◆ **SHORT EXERCISE**
Your task is to write out the complete listing exactly as it is shown.

==== PROVIDED DATA ====

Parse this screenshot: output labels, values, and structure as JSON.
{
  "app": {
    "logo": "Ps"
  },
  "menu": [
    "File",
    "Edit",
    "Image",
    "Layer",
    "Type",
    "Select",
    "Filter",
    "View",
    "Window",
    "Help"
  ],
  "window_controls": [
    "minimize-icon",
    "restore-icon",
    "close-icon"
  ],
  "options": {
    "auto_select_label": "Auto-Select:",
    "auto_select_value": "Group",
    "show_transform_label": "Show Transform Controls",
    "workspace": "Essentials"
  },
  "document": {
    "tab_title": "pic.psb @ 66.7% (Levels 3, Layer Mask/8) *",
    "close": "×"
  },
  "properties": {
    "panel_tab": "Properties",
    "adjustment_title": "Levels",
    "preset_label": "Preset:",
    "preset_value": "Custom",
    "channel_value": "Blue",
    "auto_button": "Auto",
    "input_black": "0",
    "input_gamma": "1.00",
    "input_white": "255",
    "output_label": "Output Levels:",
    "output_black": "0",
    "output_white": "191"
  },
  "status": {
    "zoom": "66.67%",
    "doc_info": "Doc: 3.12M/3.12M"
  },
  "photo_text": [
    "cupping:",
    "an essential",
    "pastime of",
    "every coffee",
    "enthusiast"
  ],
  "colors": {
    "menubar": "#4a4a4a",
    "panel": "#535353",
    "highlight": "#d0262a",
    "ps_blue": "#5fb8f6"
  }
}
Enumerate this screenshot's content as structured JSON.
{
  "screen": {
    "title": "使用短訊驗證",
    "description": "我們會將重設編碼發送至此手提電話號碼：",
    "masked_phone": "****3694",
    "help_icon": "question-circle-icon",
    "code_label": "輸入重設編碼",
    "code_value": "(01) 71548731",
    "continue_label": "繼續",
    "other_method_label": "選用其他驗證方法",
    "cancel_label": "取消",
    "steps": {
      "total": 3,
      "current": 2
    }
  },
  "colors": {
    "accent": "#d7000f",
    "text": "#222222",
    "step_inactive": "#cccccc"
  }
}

====

◆ **SOLUTION TO THE EXERCISE**
Parse this screenshot: output labels, values, and structure as JSON.
{
  "app": {
    "logo": "Ps"
  },
  "menu": [
    "File",
    "Edit",
    "Image",
    "Layer",
    "Type",
    "Select",
    "Filter",
    "View",
    "Window",
    "Help"
  ],
  "window_controls": [
    "minimize-icon",
    "restore-icon",
    "close-icon"
  ],
  "options": {
    "auto_select_label": "Auto-Select:",
    "auto_select_value": "Group",
    "show_transform_label": "Show Transform Controls",
    "workspace": "Essentials"
  },
  "document": {
    "tab_title": "pic.psb @ 66.7% (Levels 3, Layer Mask/8) *",
    "close": "×"
  },
  "properties": {
    "panel_tab": "Properties",
    "adjustment_title": "Levels",
    "preset_label": "Preset:",
    "preset_value": "Custom",
    "channel_value": "Blue",
    "auto_button": "Auto",
    "input_black": "0",
    "input_gamma": "1.00",
    "input_white": "255",
    "output_label": "Output Levels:",
    "output_black": "0",
    "output_white": "191"
  },
  "status": {
    "zoom": "66.67%",
    "doc_info": "Doc: 3.12M/3.12M"
  },
  "photo_text": [
    "cupping:",
    "an essential",
    "pastime of",
    "every coffee",
    "enthusiast"
  ],
  "colors": {
    "menubar": "#4a4a4a",
    "panel": "#535353",
    "highlight": "#d0262a",
    "ps_blue": "#5fb8f6"
  }
}
Enumerate this screenshot's content as structured JSON.
{
  "screen": {
    "title": "使用短訊驗證",
    "description": "我們會將重設編碼發送至此手提電話號碼：",
    "masked_phone": "****3694",
    "help_icon": "question-circle-icon",
    "code_label": "輸入重設編碼",
    "code_value": "(01) 71548731",
    "continue_label": "繼續",
    "other_method_label": "選用其他驗證方法",
    "cancel_label": "取消",
    "steps": {
      "total": 3,
      "current": 2
    }
  },
  "colors": {
    "accent": "#d7000f",
    "text": "#222222",
    "step_inactive": "#cccccc"
  }
}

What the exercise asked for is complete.